Dataset items>
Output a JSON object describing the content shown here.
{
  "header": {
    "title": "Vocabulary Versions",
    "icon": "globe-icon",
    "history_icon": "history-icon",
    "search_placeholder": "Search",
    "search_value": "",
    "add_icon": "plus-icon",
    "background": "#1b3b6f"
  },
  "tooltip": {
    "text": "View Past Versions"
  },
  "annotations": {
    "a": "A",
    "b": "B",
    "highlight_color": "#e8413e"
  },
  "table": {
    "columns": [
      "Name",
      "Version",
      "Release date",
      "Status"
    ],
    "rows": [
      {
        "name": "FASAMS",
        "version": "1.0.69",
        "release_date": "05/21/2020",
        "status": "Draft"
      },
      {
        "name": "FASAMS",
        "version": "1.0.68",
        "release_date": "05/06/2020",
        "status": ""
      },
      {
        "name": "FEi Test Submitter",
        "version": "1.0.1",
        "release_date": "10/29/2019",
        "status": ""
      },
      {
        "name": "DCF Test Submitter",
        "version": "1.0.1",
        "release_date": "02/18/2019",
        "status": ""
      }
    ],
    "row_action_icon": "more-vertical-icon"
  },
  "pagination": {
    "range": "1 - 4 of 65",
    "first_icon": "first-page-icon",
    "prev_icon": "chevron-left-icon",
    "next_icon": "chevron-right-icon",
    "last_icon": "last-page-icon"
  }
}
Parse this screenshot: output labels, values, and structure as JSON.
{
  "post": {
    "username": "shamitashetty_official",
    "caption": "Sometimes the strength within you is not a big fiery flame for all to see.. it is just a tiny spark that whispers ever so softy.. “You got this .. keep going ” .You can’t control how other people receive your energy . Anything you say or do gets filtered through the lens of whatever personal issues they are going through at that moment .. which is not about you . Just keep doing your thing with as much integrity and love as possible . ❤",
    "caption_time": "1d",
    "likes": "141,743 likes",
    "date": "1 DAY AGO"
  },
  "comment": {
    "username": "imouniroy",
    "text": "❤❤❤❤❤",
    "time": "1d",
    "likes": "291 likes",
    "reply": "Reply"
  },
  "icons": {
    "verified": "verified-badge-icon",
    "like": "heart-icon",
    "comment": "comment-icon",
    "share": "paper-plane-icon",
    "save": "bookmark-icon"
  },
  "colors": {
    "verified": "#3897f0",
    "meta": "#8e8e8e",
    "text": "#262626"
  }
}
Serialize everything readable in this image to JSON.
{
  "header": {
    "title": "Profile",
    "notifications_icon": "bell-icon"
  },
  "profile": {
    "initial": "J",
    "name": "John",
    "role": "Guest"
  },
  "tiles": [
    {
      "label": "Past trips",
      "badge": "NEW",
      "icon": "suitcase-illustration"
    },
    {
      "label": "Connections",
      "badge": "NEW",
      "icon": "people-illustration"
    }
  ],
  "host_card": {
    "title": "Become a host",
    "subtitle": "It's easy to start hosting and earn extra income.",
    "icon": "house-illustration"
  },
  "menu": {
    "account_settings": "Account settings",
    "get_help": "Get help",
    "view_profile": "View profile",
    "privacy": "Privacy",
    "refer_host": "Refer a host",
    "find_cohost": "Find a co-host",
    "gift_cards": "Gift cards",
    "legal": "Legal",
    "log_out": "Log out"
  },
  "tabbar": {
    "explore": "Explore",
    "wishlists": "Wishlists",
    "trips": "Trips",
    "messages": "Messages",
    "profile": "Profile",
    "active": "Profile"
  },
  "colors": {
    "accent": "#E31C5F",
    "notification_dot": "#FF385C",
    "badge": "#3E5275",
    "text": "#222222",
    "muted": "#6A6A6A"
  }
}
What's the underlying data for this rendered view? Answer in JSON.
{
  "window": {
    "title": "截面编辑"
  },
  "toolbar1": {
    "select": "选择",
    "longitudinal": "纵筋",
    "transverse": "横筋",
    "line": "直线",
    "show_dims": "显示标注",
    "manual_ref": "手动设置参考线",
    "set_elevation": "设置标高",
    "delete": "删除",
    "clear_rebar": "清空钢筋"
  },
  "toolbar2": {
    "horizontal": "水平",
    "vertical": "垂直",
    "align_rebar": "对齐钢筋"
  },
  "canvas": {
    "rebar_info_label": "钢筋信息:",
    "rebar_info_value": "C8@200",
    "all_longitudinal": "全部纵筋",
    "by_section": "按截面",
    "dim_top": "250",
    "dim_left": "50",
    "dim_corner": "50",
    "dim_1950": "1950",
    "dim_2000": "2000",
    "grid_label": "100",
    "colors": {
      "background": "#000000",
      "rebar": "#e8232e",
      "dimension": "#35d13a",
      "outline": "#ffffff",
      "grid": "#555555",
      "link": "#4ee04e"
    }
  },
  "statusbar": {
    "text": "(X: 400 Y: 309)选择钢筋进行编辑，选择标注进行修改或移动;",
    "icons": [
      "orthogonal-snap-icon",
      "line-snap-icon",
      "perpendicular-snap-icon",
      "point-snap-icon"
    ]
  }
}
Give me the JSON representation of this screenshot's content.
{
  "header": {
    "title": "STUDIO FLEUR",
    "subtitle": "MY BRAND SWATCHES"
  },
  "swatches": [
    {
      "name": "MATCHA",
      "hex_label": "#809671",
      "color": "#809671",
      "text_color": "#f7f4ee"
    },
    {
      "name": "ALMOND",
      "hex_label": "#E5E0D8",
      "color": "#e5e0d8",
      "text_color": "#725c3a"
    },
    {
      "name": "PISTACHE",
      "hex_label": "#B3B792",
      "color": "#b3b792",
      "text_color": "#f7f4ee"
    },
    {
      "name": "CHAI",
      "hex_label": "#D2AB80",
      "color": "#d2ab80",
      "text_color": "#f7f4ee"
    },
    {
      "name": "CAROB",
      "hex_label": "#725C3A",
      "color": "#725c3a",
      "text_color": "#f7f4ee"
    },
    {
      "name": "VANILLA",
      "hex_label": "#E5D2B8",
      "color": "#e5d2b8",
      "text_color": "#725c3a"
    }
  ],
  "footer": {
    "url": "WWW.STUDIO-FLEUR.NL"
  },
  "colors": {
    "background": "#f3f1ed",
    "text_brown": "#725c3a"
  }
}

OBJECTIVE>
Restate every entry word for word.

WRITTEN ANSWER>
Output a JSON object describing the content shown here.
{
  "header": {
    "title": "Vocabulary Versions",
    "icon": "globe-icon",
    "history_icon": "history-icon",
    "search_placeholder": "Search",
    "search_value": "",
    "add_icon": "plus-icon",
    "background": "#1b3b6f"
  },
  "tooltip": {
    "text": "View Past Versions"
  },
  "annotations": {
    "a": "A",
    "b": "B",
    "highlight_color": "#e8413e"
  },
  "table": {
    "columns": [
      "Name",
      "Version",
      "Release date",
      "Status"
    ],
    "rows": [
      {
        "name": "FASAMS",
        "version": "1.0.69",
        "release_date": "05/21/2020",
        "status": "Draft"
      },
      {
        "name": "FASAMS",
        "version": "1.0.68",
        "release_date": "05/06/2020",
        "status": ""
      },
      {
        "name": "FEi Test Submitter",
        "version": "1.0.1",
        "release_date": "10/29/2019",
        "status": ""
      },
      {
        "name": "DCF Test Submitter",
        "version": "1.0.1",
        "release_date": "02/18/2019",
        "status": ""
      }
    ],
    "row_action_icon": "more-vertical-icon"
  },
  "pagination": {
    "range": "1 - 4 of 65",
    "first_icon": "first-page-icon",
    "prev_icon": "chevron-left-icon",
    "next_icon": "chevron-right-icon",
    "last_icon": "last-page-icon"
  }
}
Parse this screenshot: output labels, values, and structure as JSON.
{
  "post": {
    "username": "shamitashetty_official",
    "caption": "Sometimes the strength within you is not a big fiery flame for all to see.. it is just a tiny spark that whispers ever so softy.. “You got this .. keep going ” .You can’t control how other people receive your energy . Anything you say or do gets filtered through the lens of whatever personal issues they are going through at that moment .. which is not about you . Just keep doing your thing with as much integrity and love as possible . ❤",
    "caption_time": "1d",
    "likes": "141,743 likes",
    "date": "1 DAY AGO"
  },
  "comment": {
    "username": "imouniroy",
    "text": "❤❤❤❤❤",
    "time": "1d",
    "likes": "291 likes",
    "reply": "Reply"
  },
  "icons": {
    "verified": "verified-badge-icon",
    "like": "heart-icon",
    "comment": "comment-icon",
    "share": "paper-plane-icon",
    "save": "bookmark-icon"
  },
  "colors": {
    "verified": "#3897f0",
    "meta": "#8e8e8e",
    "text": "#262626"
  }
}
Serialize everything readable in this image to JSON.
{
  "header": {
    "title": "Profile",
    "notifications_icon": "bell-icon"
  },
  "profile": {
    "initial": "J",
    "name": "John",
    "role": "Guest"
  },
  "tiles": [
    {
      "label": "Past trips",
      "badge": "NEW",
      "icon": "suitcase-illustration"
    },
    {
      "label": "Connections",
      "badge": "NEW",
      "icon": "people-illustration"
    }
  ],
  "host_card": {
    "title": "Become a host",
    "subtitle": "It's easy to start hosting and earn extra income.",
    "icon": "house-illustration"
  },
  "menu": {
    "account_settings": "Account settings",
    "get_help": "Get help",
    "view_profile": "View profile",
    "privacy": "Privacy",
    "refer_host": "Refer a host",
    "find_cohost": "Find a co-host",
    "gift_cards": "Gift cards",
    "legal": "Legal",
    "log_out": "Log out"
  },
  "tabbar": {
    "explore": "Explore",
    "wishlists": "Wishlists",
    "trips": "Trips",
    "messages": "Messages",
    "profile": "Profile",
    "active": "Profile"
  },
  "colors": {
    "accent": "#E31C5F",
    "notification_dot": "#FF385C",
    "badge": "#3E5275",
    "text": "#222222",
    "muted": "#6A6A6A"
  }
}
What's the underlying data for this rendered view? Answer in JSON.
{
  "window": {
    "title": "截面编辑"
  },
  "toolbar1": {
    "select": "选择",
    "longitudinal": "纵筋",
    "transverse": "横筋",
    "line": "直线",
    "show_dims": "显示标注",
    "manual_ref": "手动设置参考线",
    "set_elevation": "设置标高",
    "delete": "删除",
    "clear_rebar": "清空钢筋"
  },
  "toolbar2": {
    "horizontal": "水平",
    "vertical": "垂直",
    "align_rebar": "对齐钢筋"
  },
  "canvas": {
    "rebar_info_label": "钢筋信息:",
    "rebar_info_value": "C8@200",
    "all_longitudinal": "全部纵筋",
    "by_section": "按截面",
    "dim_top": "250",
    "dim_left": "50",
    "dim_corner": "50",
    "dim_1950": "1950",
    "dim_2000": "2000",
    "grid_label": "100",
    "colors": {
      "background": "#000000",
      "rebar": "#e8232e",
      "dimension": "#35d13a",
      "outline": "#ffffff",
      "grid": "#555555",
      "link": "#4ee04e"
    }
  },
  "statusbar": {
    "text": "(X: 400 Y: 309)选择钢筋进行编辑，选择标注进行修改或移动;",
    "icons": [
      "orthogonal-snap-icon",
      "line-snap-icon",
      "perpendicular-snap-icon",
      "point-snap-icon"
    ]
  }
}
Give me the JSON representation of this screenshot's content.
{
  "header": {
    "title": "STUDIO FLEUR",
    "subtitle": "MY BRAND SWATCHES"
  },
  "swatches": [
    {
      "name": "MATCHA",
      "hex_label": "#809671",
      "color": "#809671",
      "text_color": "#f7f4ee"
    },
    {
      "name": "ALMOND",
      "hex_label": "#E5E0D8",
      "color": "#e5e0d8",
      "text_color": "#725c3a"
    },
    {
      "name": "PISTACHE",
      "hex_label": "#B3B792",
      "color": "#b3b792",
      "text_color": "#f7f4ee"
    },
    {
      "name": "CHAI",
      "hex_label": "#D2AB80",
      "color": "#d2ab80",
      "text_color": "#f7f4ee"
    },
    {
      "name": "CAROB",
      "hex_label": "#725C3A",
      "color": "#725c3a",
      "text_color": "#f7f4ee"
    },
    {
      "name": "VANILLA",
      "hex_label": "#E5D2B8",
      "color": "#e5d2b8",
      "text_color": "#725c3a"
    }
  ],
  "footer": {
    "url": "WWW.STUDIO-FLEUR.NL"
  },
  "colors": {
    "background": "#f3f1ed",
    "text_brown": "#725c3a"
  }
}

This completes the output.